(Data listing)
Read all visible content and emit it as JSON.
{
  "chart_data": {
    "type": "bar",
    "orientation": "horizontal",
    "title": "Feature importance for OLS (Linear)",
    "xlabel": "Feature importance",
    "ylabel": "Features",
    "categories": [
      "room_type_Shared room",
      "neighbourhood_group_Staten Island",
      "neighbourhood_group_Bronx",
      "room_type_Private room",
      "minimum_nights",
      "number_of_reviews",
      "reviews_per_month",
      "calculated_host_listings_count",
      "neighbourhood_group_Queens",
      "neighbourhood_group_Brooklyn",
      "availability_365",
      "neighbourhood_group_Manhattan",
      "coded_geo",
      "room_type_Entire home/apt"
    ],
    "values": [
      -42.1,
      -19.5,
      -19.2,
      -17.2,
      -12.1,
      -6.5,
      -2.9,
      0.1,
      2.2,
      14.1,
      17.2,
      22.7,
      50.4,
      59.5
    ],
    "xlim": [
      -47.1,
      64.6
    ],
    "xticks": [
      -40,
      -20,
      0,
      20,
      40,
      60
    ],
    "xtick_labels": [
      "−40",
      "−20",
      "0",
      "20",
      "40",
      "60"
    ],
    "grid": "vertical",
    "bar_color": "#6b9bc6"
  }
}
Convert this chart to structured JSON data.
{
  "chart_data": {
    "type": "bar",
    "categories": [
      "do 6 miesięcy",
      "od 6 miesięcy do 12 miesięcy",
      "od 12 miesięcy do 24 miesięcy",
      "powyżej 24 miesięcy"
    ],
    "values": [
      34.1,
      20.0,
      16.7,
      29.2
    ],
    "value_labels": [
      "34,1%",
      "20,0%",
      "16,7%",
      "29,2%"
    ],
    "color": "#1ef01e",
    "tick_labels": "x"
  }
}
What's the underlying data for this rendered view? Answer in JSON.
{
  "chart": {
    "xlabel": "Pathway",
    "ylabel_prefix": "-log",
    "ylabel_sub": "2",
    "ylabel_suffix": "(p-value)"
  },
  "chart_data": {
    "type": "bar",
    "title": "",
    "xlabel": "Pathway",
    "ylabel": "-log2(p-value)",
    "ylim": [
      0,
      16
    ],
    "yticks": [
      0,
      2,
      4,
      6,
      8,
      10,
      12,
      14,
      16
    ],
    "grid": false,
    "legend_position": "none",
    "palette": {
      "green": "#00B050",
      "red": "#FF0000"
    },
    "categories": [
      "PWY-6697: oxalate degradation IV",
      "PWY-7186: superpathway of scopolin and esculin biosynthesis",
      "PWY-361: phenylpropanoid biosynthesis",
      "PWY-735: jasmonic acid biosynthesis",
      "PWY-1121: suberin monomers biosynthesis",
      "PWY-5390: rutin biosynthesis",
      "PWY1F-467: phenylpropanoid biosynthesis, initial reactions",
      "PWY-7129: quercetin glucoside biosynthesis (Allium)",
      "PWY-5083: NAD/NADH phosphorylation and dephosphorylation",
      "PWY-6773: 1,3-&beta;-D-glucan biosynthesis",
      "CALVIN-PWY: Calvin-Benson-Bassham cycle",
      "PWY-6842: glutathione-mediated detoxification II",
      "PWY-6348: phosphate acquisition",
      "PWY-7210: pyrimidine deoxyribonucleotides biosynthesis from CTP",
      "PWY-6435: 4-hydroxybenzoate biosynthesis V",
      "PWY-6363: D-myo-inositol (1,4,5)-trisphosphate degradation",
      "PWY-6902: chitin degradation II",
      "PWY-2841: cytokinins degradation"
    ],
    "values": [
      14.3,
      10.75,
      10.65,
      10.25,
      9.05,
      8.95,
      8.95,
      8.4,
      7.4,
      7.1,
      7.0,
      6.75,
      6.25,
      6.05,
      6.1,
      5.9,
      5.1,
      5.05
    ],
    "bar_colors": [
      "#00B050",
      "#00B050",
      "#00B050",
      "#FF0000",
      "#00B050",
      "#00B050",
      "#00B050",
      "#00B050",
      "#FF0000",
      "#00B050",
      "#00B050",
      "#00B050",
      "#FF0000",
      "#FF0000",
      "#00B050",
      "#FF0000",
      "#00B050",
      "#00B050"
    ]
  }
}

[Your task] Return all the data above once more, precisely as given.

[Response for this exercise]
Read all visible content and emit it as JSON.
{
  "chart_data": {
    "type": "bar",
    "orientation": "horizontal",
    "title": "Feature importance for OLS (Linear)",
    "xlabel": "Feature importance",
    "ylabel": "Features",
    "categories": [
      "room_type_Shared room",
      "neighbourhood_group_Staten Island",
      "neighbourhood_group_Bronx",
      "room_type_Private room",
      "minimum_nights",
      "number_of_reviews",
      "reviews_per_month",
      "calculated_host_listings_count",
      "neighbourhood_group_Queens",
      "neighbourhood_group_Brooklyn",
      "availability_365",
      "neighbourhood_group_Manhattan",
      "coded_geo",
      "room_type_Entire home/apt"
    ],
    "values": [
      -42.1,
      -19.5,
      -19.2,
      -17.2,
      -12.1,
      -6.5,
      -2.9,
      0.1,
      2.2,
      14.1,
      17.2,
      22.7,
      50.4,
      59.5
    ],
    "xlim": [
      -47.1,
      64.6
    ],
    "xticks": [
      -40,
      -20,
      0,
      20,
      40,
      60
    ],
    "xtick_labels": [
      "−40",
      "−20",
      "0",
      "20",
      "40",
      "60"
    ],
    "grid": "vertical",
    "bar_color": "#6b9bc6"
  }
}
Convert this chart to structured JSON data.
{
  "chart_data": {
    "type": "bar",
    "categories": [
      "do 6 miesięcy",
      "od 6 miesięcy do 12 miesięcy",
      "od 12 miesięcy do 24 miesięcy",
      "powyżej 24 miesięcy"
    ],
    "values": [
      34.1,
      20.0,
      16.7,
      29.2
    ],
    "value_labels": [
      "34,1%",
      "20,0%",
      "16,7%",
      "29,2%"
    ],
    "color": "#1ef01e",
    "tick_labels": "x"
  }
}
What's the underlying data for this rendered view? Answer in JSON.
{
  "chart": {
    "xlabel": "Pathway",
    "ylabel_prefix": "-log",
    "ylabel_sub": "2",
    "ylabel_suffix": "(p-value)"
  },
  "chart_data": {
    "type": "bar",
    "title": "",
    "xlabel": "Pathway",
    "ylabel": "-log2(p-value)",
    "ylim": [
      0,
      16
    ],
    "yticks": [
      0,
      2,
      4,
      6,
      8,
      10,
      12,
      14,
      16
    ],
    "grid": false,
    "legend_position": "none",
    "palette": {
      "green": "#00B050",
      "red": "#FF0000"
    },
    "categories": [
      "PWY-6697: oxalate degradation IV",
      "PWY-7186: superpathway of scopolin and esculin biosynthesis",
      "PWY-361: phenylpropanoid biosynthesis",
      "PWY-735: jasmonic acid biosynthesis",
      "PWY-1121: suberin monomers biosynthesis",
      "PWY-5390: rutin biosynthesis",
      "PWY1F-467: phenylpropanoid biosynthesis, initial reactions",
      "PWY-7129: quercetin glucoside biosynthesis (Allium)",
      "PWY-5083: NAD/NADH phosphorylation and dephosphorylation",
      "PWY-6773: 1,3-&beta;-D-glucan biosynthesis",
      "CALVIN-PWY: Calvin-Benson-Bassham cycle",
      "PWY-6842: glutathione-mediated detoxification II",
      "PWY-6348: phosphate acquisition",
      "PWY-7210: pyrimidine deoxyribonucleotides biosynthesis from CTP",
      "PWY-6435: 4-hydroxybenzoate biosynthesis V",
      "PWY-6363: D-myo-inositol (1,4,5)-trisphosphate degradation",
      "PWY-6902: chitin degradation II",
      "PWY-2841: cytokinins degradation"
    ],
    "values": [
      14.3,
      10.75,
      10.65,
      10.25,
      9.05,
      8.95,
      8.95,
      8.4,
      7.4,
      7.1,
      7.0,
      6.75,
      6.25,
      6.05,
      6.1,
      5.9,
      5.1,
      5.05
    ],
    "bar_colors": [
      "#00B050",
      "#00B050",
      "#00B050",
      "#FF0000",
      "#00B050",
      "#00B050",
      "#00B050",
      "#00B050",
      "#FF0000",
      "#00B050",
      "#00B050",
      "#00B050",
      "#FF0000",
      "#FF0000",
      "#00B050",
      "#FF0000",
      "#00B050",
      "#00B050"
    ]
  }
}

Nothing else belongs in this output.